(Goal): Omit images. Retype all entries verbatim.

(The data):
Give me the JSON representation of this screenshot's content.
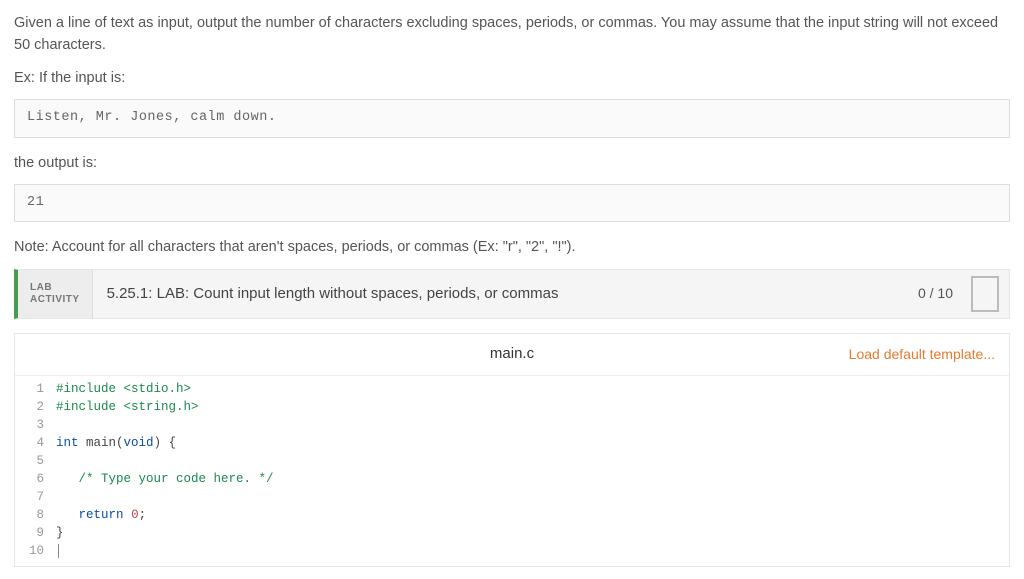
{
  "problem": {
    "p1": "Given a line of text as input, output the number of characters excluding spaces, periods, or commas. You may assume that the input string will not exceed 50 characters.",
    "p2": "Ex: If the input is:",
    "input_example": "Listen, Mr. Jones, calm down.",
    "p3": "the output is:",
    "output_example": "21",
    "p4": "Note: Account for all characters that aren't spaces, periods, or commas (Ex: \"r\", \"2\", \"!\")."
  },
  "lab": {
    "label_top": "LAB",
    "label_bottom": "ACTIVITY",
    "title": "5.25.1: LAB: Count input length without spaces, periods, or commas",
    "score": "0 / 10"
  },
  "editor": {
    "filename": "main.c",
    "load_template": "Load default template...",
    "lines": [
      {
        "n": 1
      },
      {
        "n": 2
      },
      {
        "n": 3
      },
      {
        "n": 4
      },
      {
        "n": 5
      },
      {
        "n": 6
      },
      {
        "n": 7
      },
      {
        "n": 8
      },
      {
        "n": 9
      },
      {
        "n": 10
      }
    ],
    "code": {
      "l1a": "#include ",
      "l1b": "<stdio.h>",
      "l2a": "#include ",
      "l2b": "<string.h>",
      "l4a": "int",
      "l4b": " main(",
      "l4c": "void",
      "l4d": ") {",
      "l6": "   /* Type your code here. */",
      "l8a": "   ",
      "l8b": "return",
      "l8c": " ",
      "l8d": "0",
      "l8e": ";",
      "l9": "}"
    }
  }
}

(Written reply):
Give me the JSON representation of this screenshot's content.
{
  "problem": {
    "p1": "Given a line of text as input, output the number of characters excluding spaces, periods, or commas. You may assume that the input string will not exceed 50 characters.",
    "p2": "Ex: If the input is:",
    "input_example": "Listen, Mr. Jones, calm down.",
    "p3": "the output is:",
    "output_example": "21",
    "p4": "Note: Account for all characters that aren't spaces, periods, or commas (Ex: \"r\", \"2\", \"!\")."
  },
  "lab": {
    "label_top": "LAB",
    "label_bottom": "ACTIVITY",
    "title": "5.25.1: LAB: Count input length without spaces, periods, or commas",
    "score": "0 / 10"
  },
  "editor": {
    "filename": "main.c",
    "load_template": "Load default template...",
    "lines": [
      {
        "n": 1
      },
      {
        "n": 2
      },
      {
        "n": 3
      },
      {
        "n": 4
      },
      {
        "n": 5
      },
      {
        "n": 6
      },
      {
        "n": 7
      },
      {
        "n": 8
      },
      {
        "n": 9
      },
      {
        "n": 10
      }
    ],
    "code": {
      "l1a": "#include ",
      "l1b": "<stdio.h>",
      "l2a": "#include ",
      "l2b": "<string.h>",
      "l4a": "int",
      "l4b": " main(",
      "l4c": "void",
      "l4d": ") {",
      "l6": "   /* Type your code here. */",
      "l8a": "   ",
      "l8b": "return",
      "l8c": " ",
      "l8d": "0",
      "l8e": ";",
      "l9": "}"
    }
  }
}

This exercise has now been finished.